-- Begin Listed records --
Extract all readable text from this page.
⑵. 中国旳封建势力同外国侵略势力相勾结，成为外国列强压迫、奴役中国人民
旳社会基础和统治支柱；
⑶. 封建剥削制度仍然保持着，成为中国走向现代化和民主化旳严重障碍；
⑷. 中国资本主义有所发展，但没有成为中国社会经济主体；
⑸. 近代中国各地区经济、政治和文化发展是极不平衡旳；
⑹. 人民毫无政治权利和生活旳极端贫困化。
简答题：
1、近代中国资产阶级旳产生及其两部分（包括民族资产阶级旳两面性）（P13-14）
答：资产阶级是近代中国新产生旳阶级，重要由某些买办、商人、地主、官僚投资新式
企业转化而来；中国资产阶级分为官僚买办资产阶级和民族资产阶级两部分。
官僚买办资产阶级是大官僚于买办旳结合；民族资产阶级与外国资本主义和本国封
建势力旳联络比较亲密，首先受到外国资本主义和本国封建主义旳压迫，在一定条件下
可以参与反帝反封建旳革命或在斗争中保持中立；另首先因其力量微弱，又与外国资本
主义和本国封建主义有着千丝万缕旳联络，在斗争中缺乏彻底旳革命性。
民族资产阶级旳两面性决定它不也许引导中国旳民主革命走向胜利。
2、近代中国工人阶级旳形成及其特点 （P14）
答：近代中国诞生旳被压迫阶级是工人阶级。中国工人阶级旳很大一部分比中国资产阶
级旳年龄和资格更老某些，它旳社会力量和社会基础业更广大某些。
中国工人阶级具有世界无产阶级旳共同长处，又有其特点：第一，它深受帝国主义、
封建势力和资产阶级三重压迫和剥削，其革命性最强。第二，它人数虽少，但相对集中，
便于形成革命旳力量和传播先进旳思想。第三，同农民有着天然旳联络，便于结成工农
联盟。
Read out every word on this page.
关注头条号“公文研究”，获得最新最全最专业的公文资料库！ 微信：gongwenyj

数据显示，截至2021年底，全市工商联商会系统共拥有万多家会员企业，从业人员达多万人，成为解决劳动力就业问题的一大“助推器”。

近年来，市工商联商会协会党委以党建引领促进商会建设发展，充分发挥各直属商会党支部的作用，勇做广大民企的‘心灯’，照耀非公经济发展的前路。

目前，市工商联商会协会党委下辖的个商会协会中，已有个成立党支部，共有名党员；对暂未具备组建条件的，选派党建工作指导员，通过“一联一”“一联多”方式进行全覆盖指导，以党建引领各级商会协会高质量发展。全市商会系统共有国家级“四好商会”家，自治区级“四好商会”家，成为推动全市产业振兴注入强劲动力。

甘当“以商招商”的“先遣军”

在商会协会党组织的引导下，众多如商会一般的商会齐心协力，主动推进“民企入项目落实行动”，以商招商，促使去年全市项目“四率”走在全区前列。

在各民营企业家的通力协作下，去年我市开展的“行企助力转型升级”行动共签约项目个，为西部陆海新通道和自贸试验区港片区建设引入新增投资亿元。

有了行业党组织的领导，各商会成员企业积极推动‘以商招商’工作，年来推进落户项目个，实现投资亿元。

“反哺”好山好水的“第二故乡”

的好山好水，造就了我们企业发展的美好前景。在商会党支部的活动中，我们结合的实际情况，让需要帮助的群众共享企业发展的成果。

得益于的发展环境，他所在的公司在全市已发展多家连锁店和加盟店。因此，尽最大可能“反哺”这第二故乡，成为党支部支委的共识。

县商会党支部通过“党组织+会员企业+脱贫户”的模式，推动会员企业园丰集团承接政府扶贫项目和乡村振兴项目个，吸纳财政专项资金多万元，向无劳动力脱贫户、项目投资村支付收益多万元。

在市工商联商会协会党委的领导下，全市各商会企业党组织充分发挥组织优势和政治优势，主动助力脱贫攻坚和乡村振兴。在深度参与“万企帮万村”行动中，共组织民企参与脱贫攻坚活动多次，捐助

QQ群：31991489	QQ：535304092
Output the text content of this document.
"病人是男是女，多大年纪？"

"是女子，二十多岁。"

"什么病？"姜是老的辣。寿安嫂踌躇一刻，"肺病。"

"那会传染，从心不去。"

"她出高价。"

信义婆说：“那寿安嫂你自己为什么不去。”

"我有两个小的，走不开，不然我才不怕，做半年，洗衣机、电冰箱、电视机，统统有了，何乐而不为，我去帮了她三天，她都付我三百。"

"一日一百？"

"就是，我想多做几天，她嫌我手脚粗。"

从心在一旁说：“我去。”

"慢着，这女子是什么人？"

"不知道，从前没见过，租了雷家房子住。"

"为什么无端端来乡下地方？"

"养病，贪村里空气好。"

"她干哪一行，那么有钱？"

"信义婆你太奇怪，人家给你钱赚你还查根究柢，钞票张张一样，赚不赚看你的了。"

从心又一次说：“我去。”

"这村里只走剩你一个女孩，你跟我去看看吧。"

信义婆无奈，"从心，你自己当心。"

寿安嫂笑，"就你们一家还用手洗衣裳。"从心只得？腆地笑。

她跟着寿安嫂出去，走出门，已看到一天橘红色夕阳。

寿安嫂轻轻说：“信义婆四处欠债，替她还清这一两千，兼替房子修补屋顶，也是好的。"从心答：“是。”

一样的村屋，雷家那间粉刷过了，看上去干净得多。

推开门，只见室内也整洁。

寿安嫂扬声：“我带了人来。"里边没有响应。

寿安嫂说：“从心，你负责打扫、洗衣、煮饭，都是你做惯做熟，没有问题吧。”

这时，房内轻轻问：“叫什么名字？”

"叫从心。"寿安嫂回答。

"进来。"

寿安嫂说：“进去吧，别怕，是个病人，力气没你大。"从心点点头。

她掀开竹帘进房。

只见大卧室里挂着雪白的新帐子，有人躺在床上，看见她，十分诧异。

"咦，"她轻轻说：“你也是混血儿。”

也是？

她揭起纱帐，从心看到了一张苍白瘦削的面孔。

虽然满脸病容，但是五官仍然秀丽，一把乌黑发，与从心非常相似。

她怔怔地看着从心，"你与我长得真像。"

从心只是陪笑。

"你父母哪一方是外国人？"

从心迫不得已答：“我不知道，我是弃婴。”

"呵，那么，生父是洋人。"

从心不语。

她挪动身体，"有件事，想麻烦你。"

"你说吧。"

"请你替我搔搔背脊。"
-- End Listed records --
§ Your objective
Your task is to retype all of the records exactly.

§ Task response
Extract all readable text from this page.
⑵. 中国旳封建势力同外国侵略势力相勾结，成为外国列强压迫、奴役中国人民
旳社会基础和统治支柱；
⑶. 封建剥削制度仍然保持着，成为中国走向现代化和民主化旳严重障碍；
⑷. 中国资本主义有所发展，但没有成为中国社会经济主体；
⑸. 近代中国各地区经济、政治和文化发展是极不平衡旳；
⑹. 人民毫无政治权利和生活旳极端贫困化。
简答题：
1、近代中国资产阶级旳产生及其两部分（包括民族资产阶级旳两面性）（P13-14）
答：资产阶级是近代中国新产生旳阶级，重要由某些买办、商人、地主、官僚投资新式
企业转化而来；中国资产阶级分为官僚买办资产阶级和民族资产阶级两部分。
官僚买办资产阶级是大官僚于买办旳结合；民族资产阶级与外国资本主义和本国封
建势力旳联络比较亲密，首先受到外国资本主义和本国封建主义旳压迫，在一定条件下
可以参与反帝反封建旳革命或在斗争中保持中立；另首先因其力量微弱，又与外国资本
主义和本国封建主义有着千丝万缕旳联络，在斗争中缺乏彻底旳革命性。
民族资产阶级旳两面性决定它不也许引导中国旳民主革命走向胜利。
2、近代中国工人阶级旳形成及其特点 （P14）
答：近代中国诞生旳被压迫阶级是工人阶级。中国工人阶级旳很大一部分比中国资产阶
级旳年龄和资格更老某些，它旳社会力量和社会基础业更广大某些。
中国工人阶级具有世界无产阶级旳共同长处，又有其特点：第一，它深受帝国主义、
封建势力和资产阶级三重压迫和剥削，其革命性最强。第二，它人数虽少，但相对集中，
便于形成革命旳力量和传播先进旳思想。第三，同农民有着天然旳联络，便于结成工农
联盟。
Read out every word on this page.
关注头条号“公文研究”，获得最新最全最专业的公文资料库！ 微信：gongwenyj

数据显示，截至2021年底，全市工商联商会系统共拥有万多家会员企业，从业人员达多万人，成为解决劳动力就业问题的一大“助推器”。

近年来，市工商联商会协会党委以党建引领促进商会建设发展，充分发挥各直属商会党支部的作用，勇做广大民企的‘心灯’，照耀非公经济发展的前路。

目前，市工商联商会协会党委下辖的个商会协会中，已有个成立党支部，共有名党员；对暂未具备组建条件的，选派党建工作指导员，通过“一联一”“一联多”方式进行全覆盖指导，以党建引领各级商会协会高质量发展。全市商会系统共有国家级“四好商会”家，自治区级“四好商会”家，成为推动全市产业振兴注入强劲动力。

甘当“以商招商”的“先遣军”

在商会协会党组织的引导下，众多如商会一般的商会齐心协力，主动推进“民企入项目落实行动”，以商招商，促使去年全市项目“四率”走在全区前列。

在各民营企业家的通力协作下，去年我市开展的“行企助力转型升级”行动共签约项目个，为西部陆海新通道和自贸试验区港片区建设引入新增投资亿元。

有了行业党组织的领导，各商会成员企业积极推动‘以商招商’工作，年来推进落户项目个，实现投资亿元。

“反哺”好山好水的“第二故乡”

的好山好水，造就了我们企业发展的美好前景。在商会党支部的活动中，我们结合的实际情况，让需要帮助的群众共享企业发展的成果。

得益于的发展环境，他所在的公司在全市已发展多家连锁店和加盟店。因此，尽最大可能“反哺”这第二故乡，成为党支部支委的共识。

县商会党支部通过“党组织+会员企业+脱贫户”的模式，推动会员企业园丰集团承接政府扶贫项目和乡村振兴项目个，吸纳财政专项资金多万元，向无劳动力脱贫户、项目投资村支付收益多万元。

在市工商联商会协会党委的领导下，全市各商会企业党组织充分发挥组织优势和政治优势，主动助力脱贫攻坚和乡村振兴。在深度参与“万企帮万村”行动中，共组织民企参与脱贫攻坚活动多次，捐助

QQ群：31991489	QQ：535304092
Output the text content of this document.
"病人是男是女，多大年纪？"

"是女子，二十多岁。"

"什么病？"姜是老的辣。寿安嫂踌躇一刻，"肺病。"

"那会传染，从心不去。"

"她出高价。"

信义婆说：“那寿安嫂你自己为什么不去。”

"我有两个小的，走不开，不然我才不怕，做半年，洗衣机、电冰箱、电视机，统统有了，何乐而不为，我去帮了她三天，她都付我三百。"

"一日一百？"

"就是，我想多做几天，她嫌我手脚粗。"

从心在一旁说：“我去。”

"慢着，这女子是什么人？"

"不知道，从前没见过，租了雷家房子住。"

"为什么无端端来乡下地方？"

"养病，贪村里空气好。"

"她干哪一行，那么有钱？"

"信义婆你太奇怪，人家给你钱赚你还查根究柢，钞票张张一样，赚不赚看你的了。"

从心又一次说：“我去。”

"这村里只走剩你一个女孩，你跟我去看看吧。"

信义婆无奈，"从心，你自己当心。"

寿安嫂笑，"就你们一家还用手洗衣裳。"从心只得？腆地笑。

她跟着寿安嫂出去，走出门，已看到一天橘红色夕阳。

寿安嫂轻轻说：“信义婆四处欠债，替她还清这一两千，兼替房子修补屋顶，也是好的。"从心答：“是。”

一样的村屋，雷家那间粉刷过了，看上去干净得多。

推开门，只见室内也整洁。

寿安嫂扬声：“我带了人来。"里边没有响应。

寿安嫂说：“从心，你负责打扫、洗衣、煮饭，都是你做惯做熟，没有问题吧。”

这时，房内轻轻问：“叫什么名字？”

"叫从心。"寿安嫂回答。

"进来。"

寿安嫂说：“进去吧，别怕，是个病人，力气没你大。"从心点点头。

她掀开竹帘进房。

只见大卧室里挂着雪白的新帐子，有人躺在床上，看见她，十分诧异。

"咦，"她轻轻说：“你也是混血儿。”

也是？

她揭起纱帐，从心看到了一张苍白瘦削的面孔。

虽然满脸病容，但是五官仍然秀丽，一把乌黑发，与从心非常相似。

她怔怔地看着从心，"你与我长得真像。"

从心只是陪笑。

"你父母哪一方是外国人？"

从心迫不得已答：“我不知道，我是弃婴。”

"呵，那么，生父是洋人。"

从心不语。

她挪动身体，"有件事，想麻烦你。"

"你说吧。"

"请你替我搔搔背脊。"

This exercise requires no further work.